** START OF Entries supplied **
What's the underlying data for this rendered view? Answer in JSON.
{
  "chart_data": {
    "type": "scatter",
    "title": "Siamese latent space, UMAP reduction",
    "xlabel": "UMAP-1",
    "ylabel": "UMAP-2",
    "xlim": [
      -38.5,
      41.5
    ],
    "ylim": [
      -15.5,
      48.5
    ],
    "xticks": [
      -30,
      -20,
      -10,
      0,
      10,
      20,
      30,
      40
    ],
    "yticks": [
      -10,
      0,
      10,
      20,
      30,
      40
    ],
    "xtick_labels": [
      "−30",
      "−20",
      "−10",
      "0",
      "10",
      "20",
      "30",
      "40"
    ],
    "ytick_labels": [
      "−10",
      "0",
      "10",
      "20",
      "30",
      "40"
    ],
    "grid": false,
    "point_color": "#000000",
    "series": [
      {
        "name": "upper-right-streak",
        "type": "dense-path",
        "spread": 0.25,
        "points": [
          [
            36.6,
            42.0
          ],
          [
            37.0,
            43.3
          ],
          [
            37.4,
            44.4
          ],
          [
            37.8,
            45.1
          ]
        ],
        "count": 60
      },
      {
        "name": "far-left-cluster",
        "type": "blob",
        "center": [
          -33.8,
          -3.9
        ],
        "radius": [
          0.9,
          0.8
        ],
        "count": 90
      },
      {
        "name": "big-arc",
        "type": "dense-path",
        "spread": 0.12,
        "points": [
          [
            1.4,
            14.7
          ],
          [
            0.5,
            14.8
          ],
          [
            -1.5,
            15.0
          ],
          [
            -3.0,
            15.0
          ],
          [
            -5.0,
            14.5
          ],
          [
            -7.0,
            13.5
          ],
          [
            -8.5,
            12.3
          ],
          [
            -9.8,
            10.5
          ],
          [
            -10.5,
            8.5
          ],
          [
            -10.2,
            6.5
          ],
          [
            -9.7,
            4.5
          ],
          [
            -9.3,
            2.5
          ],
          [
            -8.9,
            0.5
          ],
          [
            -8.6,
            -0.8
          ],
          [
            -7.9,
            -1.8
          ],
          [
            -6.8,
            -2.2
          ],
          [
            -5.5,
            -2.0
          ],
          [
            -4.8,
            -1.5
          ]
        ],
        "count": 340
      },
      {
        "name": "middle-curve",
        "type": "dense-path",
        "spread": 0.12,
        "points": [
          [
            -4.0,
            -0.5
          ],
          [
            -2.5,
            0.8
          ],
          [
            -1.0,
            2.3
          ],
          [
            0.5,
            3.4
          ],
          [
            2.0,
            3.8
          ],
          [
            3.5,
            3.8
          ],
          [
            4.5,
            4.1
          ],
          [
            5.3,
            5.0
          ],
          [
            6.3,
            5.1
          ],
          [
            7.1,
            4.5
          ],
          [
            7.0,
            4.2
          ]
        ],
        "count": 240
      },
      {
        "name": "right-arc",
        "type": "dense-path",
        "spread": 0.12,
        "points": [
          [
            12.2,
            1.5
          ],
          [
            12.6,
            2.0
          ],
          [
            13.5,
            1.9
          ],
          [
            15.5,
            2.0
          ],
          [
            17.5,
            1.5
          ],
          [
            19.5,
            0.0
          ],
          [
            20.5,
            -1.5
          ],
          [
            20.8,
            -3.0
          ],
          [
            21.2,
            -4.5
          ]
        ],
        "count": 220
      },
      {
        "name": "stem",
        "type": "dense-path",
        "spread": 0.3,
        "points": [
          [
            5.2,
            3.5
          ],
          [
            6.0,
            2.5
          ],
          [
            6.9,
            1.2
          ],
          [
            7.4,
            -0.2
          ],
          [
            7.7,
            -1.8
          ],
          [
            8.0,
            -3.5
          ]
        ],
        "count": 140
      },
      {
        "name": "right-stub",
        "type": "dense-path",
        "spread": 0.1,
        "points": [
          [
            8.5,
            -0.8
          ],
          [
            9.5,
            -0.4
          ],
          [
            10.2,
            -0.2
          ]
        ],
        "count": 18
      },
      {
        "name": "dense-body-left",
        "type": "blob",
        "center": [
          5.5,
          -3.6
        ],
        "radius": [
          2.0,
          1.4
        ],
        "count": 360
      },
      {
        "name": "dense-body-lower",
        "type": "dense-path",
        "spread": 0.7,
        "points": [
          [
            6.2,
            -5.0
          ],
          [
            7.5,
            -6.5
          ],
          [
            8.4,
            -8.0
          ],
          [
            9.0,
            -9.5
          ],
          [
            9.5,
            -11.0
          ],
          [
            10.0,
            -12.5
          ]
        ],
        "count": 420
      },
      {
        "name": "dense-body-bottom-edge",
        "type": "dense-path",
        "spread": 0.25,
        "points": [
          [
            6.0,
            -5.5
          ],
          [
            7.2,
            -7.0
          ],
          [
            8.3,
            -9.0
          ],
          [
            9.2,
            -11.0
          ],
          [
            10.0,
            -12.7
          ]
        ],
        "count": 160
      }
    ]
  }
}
** END OF Entries supplied **
**What to do:** Give back the whole listing, word for word.

**Solved exercise:**
What's the underlying data for this rendered view? Answer in JSON.
{
  "chart_data": {
    "type": "scatter",
    "title": "Siamese latent space, UMAP reduction",
    "xlabel": "UMAP-1",
    "ylabel": "UMAP-2",
    "xlim": [
      -38.5,
      41.5
    ],
    "ylim": [
      -15.5,
      48.5
    ],
    "xticks": [
      -30,
      -20,
      -10,
      0,
      10,
      20,
      30,
      40
    ],
    "yticks": [
      -10,
      0,
      10,
      20,
      30,
      40
    ],
    "xtick_labels": [
      "−30",
      "−20",
      "−10",
      "0",
      "10",
      "20",
      "30",
      "40"
    ],
    "ytick_labels": [
      "−10",
      "0",
      "10",
      "20",
      "30",
      "40"
    ],
    "grid": false,
    "point_color": "#000000",
    "series": [
      {
        "name": "upper-right-streak",
        "type": "dense-path",
        "spread": 0.25,
        "points": [
          [
            36.6,
            42.0
          ],
          [
            37.0,
            43.3
          ],
          [
            37.4,
            44.4
          ],
          [
            37.8,
            45.1
          ]
        ],
        "count": 60
      },
      {
        "name": "far-left-cluster",
        "type": "blob",
        "center": [
          -33.8,
          -3.9
        ],
        "radius": [
          0.9,
          0.8
        ],
        "count": 90
      },
      {
        "name": "big-arc",
        "type": "dense-path",
        "spread": 0.12,
        "points": [
          [
            1.4,
            14.7
          ],
          [
            0.5,
            14.8
          ],
          [
            -1.5,
            15.0
          ],
          [
            -3.0,
            15.0
          ],
          [
            -5.0,
            14.5
          ],
          [
            -7.0,
            13.5
          ],
          [
            -8.5,
            12.3
          ],
          [
            -9.8,
            10.5
          ],
          [
            -10.5,
            8.5
          ],
          [
            -10.2,
            6.5
          ],
          [
            -9.7,
            4.5
          ],
          [
            -9.3,
            2.5
          ],
          [
            -8.9,
            0.5
          ],
          [
            -8.6,
            -0.8
          ],
          [
            -7.9,
            -1.8
          ],
          [
            -6.8,
            -2.2
          ],
          [
            -5.5,
            -2.0
          ],
          [
            -4.8,
            -1.5
          ]
        ],
        "count": 340
      },
      {
        "name": "middle-curve",
        "type": "dense-path",
        "spread": 0.12,
        "points": [
          [
            -4.0,
            -0.5
          ],
          [
            -2.5,
            0.8
          ],
          [
            -1.0,
            2.3
          ],
          [
            0.5,
            3.4
          ],
          [
            2.0,
            3.8
          ],
          [
            3.5,
            3.8
          ],
          [
            4.5,
            4.1
          ],
          [
            5.3,
            5.0
          ],
          [
            6.3,
            5.1
          ],
          [
            7.1,
            4.5
          ],
          [
            7.0,
            4.2
          ]
        ],
        "count": 240
      },
      {
        "name": "right-arc",
        "type": "dense-path",
        "spread": 0.12,
        "points": [
          [
            12.2,
            1.5
          ],
          [
            12.6,
            2.0
          ],
          [
            13.5,
            1.9
          ],
          [
            15.5,
            2.0
          ],
          [
            17.5,
            1.5
          ],
          [
            19.5,
            0.0
          ],
          [
            20.5,
            -1.5
          ],
          [
            20.8,
            -3.0
          ],
          [
            21.2,
            -4.5
          ]
        ],
        "count": 220
      },
      {
        "name": "stem",
        "type": "dense-path",
        "spread": 0.3,
        "points": [
          [
            5.2,
            3.5
          ],
          [
            6.0,
            2.5
          ],
          [
            6.9,
            1.2
          ],
          [
            7.4,
            -0.2
          ],
          [
            7.7,
            -1.8
          ],
          [
            8.0,
            -3.5
          ]
        ],
        "count": 140
      },
      {
        "name": "right-stub",
        "type": "dense-path",
        "spread": 0.1,
        "points": [
          [
            8.5,
            -0.8
          ],
          [
            9.5,
            -0.4
          ],
          [
            10.2,
            -0.2
          ]
        ],
        "count": 18
      },
      {
        "name": "dense-body-left",
        "type": "blob",
        "center": [
          5.5,
          -3.6
        ],
        "radius": [
          2.0,
          1.4
        ],
        "count": 360
      },
      {
        "name": "dense-body-lower",
        "type": "dense-path",
        "spread": 0.7,
        "points": [
          [
            6.2,
            -5.0
          ],
          [
            7.5,
            -6.5
          ],
          [
            8.4,
            -8.0
          ],
          [
            9.0,
            -9.5
          ],
          [
            9.5,
            -11.0
          ],
          [
            10.0,
            -12.5
          ]
        ],
        "count": 420
      },
      {
        "name": "dense-body-bottom-edge",
        "type": "dense-path",
        "spread": 0.25,
        "points": [
          [
            6.0,
            -5.5
          ],
          [
            7.2,
            -7.0
          ],
          [
            8.3,
            -9.0
          ],
          [
            9.2,
            -11.0
          ],
          [
            10.0,
            -12.7
          ]
        ],
        "count": 160
      }
    ]
  }
}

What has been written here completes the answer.